Your task is to output the listing word for word, with pictures excluded.

begin EXTRACTED MATERIAL

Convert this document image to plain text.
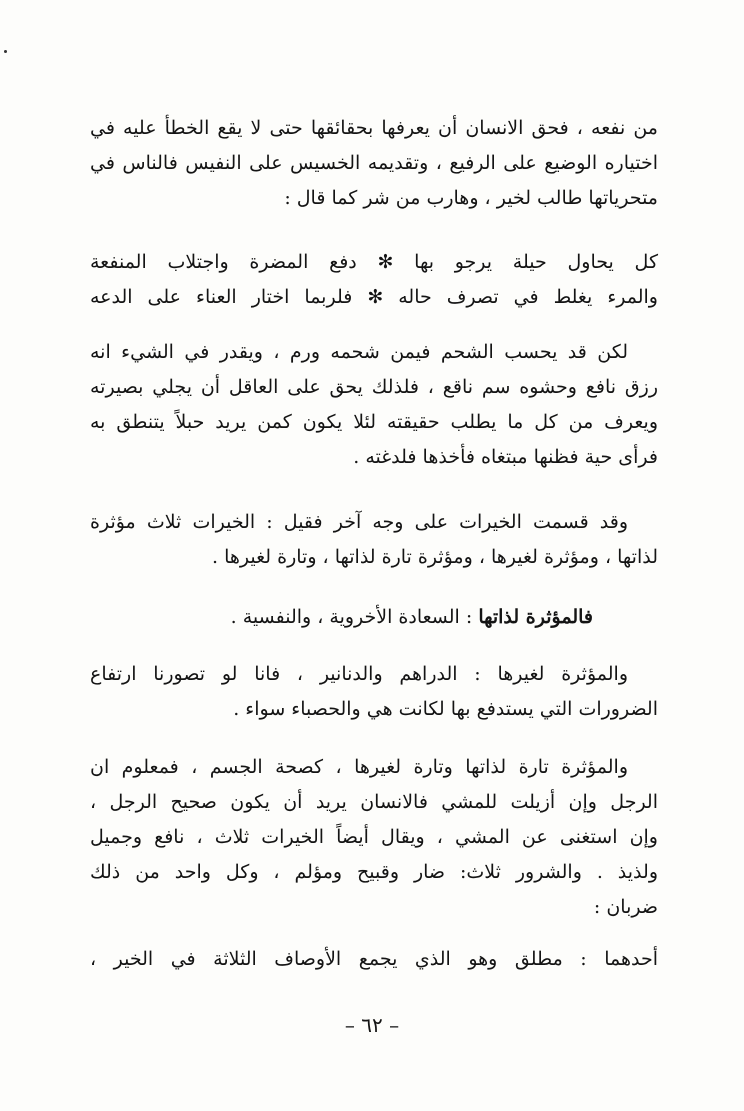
من نفعه ، فحق الانسان أن يعرفها بحقائقها حتى لا يقع الخطأ عليه في
اختياره الوضيع على الرفيع ، وتقديمه الخسيس على النفيس فالناس في
متحرياتها طالب لخير ، وهارب من شر كما قال :
كل يحاول حيلة يرجو بها ✻ دفع المضرة واجتلاب المنفعة
والمرء يغلط في تصرف حاله ✻ فلربما اختار العناء على الدعه
لكن قد يحسب الشحم فيمن شحمه ورم ، ويقدر في الشيء انه
رزق نافع وحشوه سم ناقع ، فلذلك يحق على العاقل أن يجلي بصيرته
ويعرف من كل ما يطلب حقيقته لئلا يكون كمن يريد حبلاً يتنطق به
فرأى حية فظنها مبتغاه فأخذها فلدغته .
وقد قسمت الخيرات على وجه آخر فقيل : الخيرات ثلاث مؤثرة
لذاتها ، ومؤثرة لغيرها ، ومؤثرة تارة لذاتها ، وتارة لغيرها .
فالمؤثرة لذاتها : السعادة الأخروية ، والنفسية .
والمؤثرة لغيرها : الدراهم والدنانير ، فانا لو تصورنا ارتفاع
الضرورات التي يستدفع بها لكانت هي والحصباء سواء .
والمؤثرة تارة لذاتها وتارة لغيرها ، كصحة الجسم ، فمعلوم ان
الرجل وإن أزيلت للمشي فالانسان يريد أن يكون صحيح الرجل ،
وإن استغنى عن المشي ، ويقال أيضاً الخيرات ثلاث ، نافع وجميل
ولذيذ . والشرور ثلاث: ضار وقبيح ومؤلم ، وكل واحد من ذلك
ضربان :
أحدهما : مطلق وهو الذي يجمع الأوصاف الثلاثة في الخير ،
– ٦٢ –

end EXTRACTED MATERIAL

■ WRITTEN ANSWER ■
Convert this document image to plain text.
من نفعه ، فحق الانسان أن يعرفها بحقائقها حتى لا يقع الخطأ عليه في
اختياره الوضيع على الرفيع ، وتقديمه الخسيس على النفيس فالناس في
متحرياتها طالب لخير ، وهارب من شر كما قال :
كل يحاول حيلة يرجو بها ✻ دفع المضرة واجتلاب المنفعة
والمرء يغلط في تصرف حاله ✻ فلربما اختار العناء على الدعه
لكن قد يحسب الشحم فيمن شحمه ورم ، ويقدر في الشيء انه
رزق نافع وحشوه سم ناقع ، فلذلك يحق على العاقل أن يجلي بصيرته
ويعرف من كل ما يطلب حقيقته لئلا يكون كمن يريد حبلاً يتنطق به
فرأى حية فظنها مبتغاه فأخذها فلدغته .
وقد قسمت الخيرات على وجه آخر فقيل : الخيرات ثلاث مؤثرة
لذاتها ، ومؤثرة لغيرها ، ومؤثرة تارة لذاتها ، وتارة لغيرها .
فالمؤثرة لذاتها : السعادة الأخروية ، والنفسية .
والمؤثرة لغيرها : الدراهم والدنانير ، فانا لو تصورنا ارتفاع
الضرورات التي يستدفع بها لكانت هي والحصباء سواء .
والمؤثرة تارة لذاتها وتارة لغيرها ، كصحة الجسم ، فمعلوم ان
الرجل وإن أزيلت للمشي فالانسان يريد أن يكون صحيح الرجل ،
وإن استغنى عن المشي ، ويقال أيضاً الخيرات ثلاث ، نافع وجميل
ولذيذ . والشرور ثلاث: ضار وقبيح ومؤلم ، وكل واحد من ذلك
ضربان :
أحدهما : مطلق وهو الذي يجمع الأوصاف الثلاثة في الخير ،
– ٦٢ –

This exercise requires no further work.